# Task objective:
Please write out the material that follows, exactly as it stands.

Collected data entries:
————————
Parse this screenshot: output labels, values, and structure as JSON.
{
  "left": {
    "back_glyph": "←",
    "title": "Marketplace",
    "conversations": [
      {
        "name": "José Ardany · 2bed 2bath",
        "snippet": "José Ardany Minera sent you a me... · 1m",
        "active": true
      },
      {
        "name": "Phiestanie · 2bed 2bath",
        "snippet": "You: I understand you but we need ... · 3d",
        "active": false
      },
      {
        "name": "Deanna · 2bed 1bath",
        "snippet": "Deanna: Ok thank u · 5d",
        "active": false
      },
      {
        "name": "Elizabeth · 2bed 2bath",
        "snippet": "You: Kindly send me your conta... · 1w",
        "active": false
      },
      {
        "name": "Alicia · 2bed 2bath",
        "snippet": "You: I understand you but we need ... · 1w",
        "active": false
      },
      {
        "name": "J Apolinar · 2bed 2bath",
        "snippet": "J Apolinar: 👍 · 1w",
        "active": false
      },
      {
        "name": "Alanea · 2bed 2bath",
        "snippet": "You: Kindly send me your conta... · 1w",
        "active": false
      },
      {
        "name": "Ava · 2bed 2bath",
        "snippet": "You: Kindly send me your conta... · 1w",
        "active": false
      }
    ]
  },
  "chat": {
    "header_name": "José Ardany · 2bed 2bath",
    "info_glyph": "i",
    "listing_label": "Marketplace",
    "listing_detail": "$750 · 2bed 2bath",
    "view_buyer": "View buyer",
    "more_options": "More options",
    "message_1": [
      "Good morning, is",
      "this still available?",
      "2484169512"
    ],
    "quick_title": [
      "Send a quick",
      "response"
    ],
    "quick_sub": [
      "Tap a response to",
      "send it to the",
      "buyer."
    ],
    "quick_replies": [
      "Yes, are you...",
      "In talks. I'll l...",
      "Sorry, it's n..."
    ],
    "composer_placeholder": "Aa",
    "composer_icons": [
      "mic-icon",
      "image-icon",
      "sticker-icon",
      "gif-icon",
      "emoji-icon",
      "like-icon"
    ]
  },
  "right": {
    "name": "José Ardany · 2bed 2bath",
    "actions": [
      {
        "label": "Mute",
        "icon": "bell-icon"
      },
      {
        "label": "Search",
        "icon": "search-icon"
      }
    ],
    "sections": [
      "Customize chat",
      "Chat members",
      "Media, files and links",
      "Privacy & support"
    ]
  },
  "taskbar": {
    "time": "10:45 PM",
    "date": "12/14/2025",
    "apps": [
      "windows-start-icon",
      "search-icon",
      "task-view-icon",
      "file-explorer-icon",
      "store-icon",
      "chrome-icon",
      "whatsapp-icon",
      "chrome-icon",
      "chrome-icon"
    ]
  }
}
————————
# Response to this task:
Parse this screenshot: output labels, values, and structure as JSON.
{
  "left": {
    "back_glyph": "←",
    "title": "Marketplace",
    "conversations": [
      {
        "name": "José Ardany · 2bed 2bath",
        "snippet": "José Ardany Minera sent you a me... · 1m",
        "active": true
      },
      {
        "name": "Phiestanie · 2bed 2bath",
        "snippet": "You: I understand you but we need ... · 3d",
        "active": false
      },
      {
        "name": "Deanna · 2bed 1bath",
        "snippet": "Deanna: Ok thank u · 5d",
        "active": false
      },
      {
        "name": "Elizabeth · 2bed 2bath",
        "snippet": "You: Kindly send me your conta... · 1w",
        "active": false
      },
      {
        "name": "Alicia · 2bed 2bath",
        "snippet": "You: I understand you but we need ... · 1w",
        "active": false
      },
      {
        "name": "J Apolinar · 2bed 2bath",
        "snippet": "J Apolinar: 👍 · 1w",
        "active": false
      },
      {
        "name": "Alanea · 2bed 2bath",
        "snippet": "You: Kindly send me your conta... · 1w",
        "active": false
      },
      {
        "name": "Ava · 2bed 2bath",
        "snippet": "You: Kindly send me your conta... · 1w",
        "active": false
      }
    ]
  },
  "chat": {
    "header_name": "José Ardany · 2bed 2bath",
    "info_glyph": "i",
    "listing_label": "Marketplace",
    "listing_detail": "$750 · 2bed 2bath",
    "view_buyer": "View buyer",
    "more_options": "More options",
    "message_1": [
      "Good morning, is",
      "this still available?",
      "2484169512"
    ],
    "quick_title": [
      "Send a quick",
      "response"
    ],
    "quick_sub": [
      "Tap a response to",
      "send it to the",
      "buyer."
    ],
    "quick_replies": [
      "Yes, are you...",
      "In talks. I'll l...",
      "Sorry, it's n..."
    ],
    "composer_placeholder": "Aa",
    "composer_icons": [
      "mic-icon",
      "image-icon",
      "sticker-icon",
      "gif-icon",
      "emoji-icon",
      "like-icon"
    ]
  },
  "right": {
    "name": "José Ardany · 2bed 2bath",
    "actions": [
      {
        "label": "Mute",
        "icon": "bell-icon"
      },
      {
        "label": "Search",
        "icon": "search-icon"
      }
    ],
    "sections": [
      "Customize chat",
      "Chat members",
      "Media, files and links",
      "Privacy & support"
    ]
  },
  "taskbar": {
    "time": "10:45 PM",
    "date": "12/14/2025",
    "apps": [
      "windows-start-icon",
      "search-icon",
      "task-view-icon",
      "file-explorer-icon",
      "store-icon",
      "chrome-icon",
      "whatsapp-icon",
      "chrome-icon",
      "chrome-icon"
    ]
  }
}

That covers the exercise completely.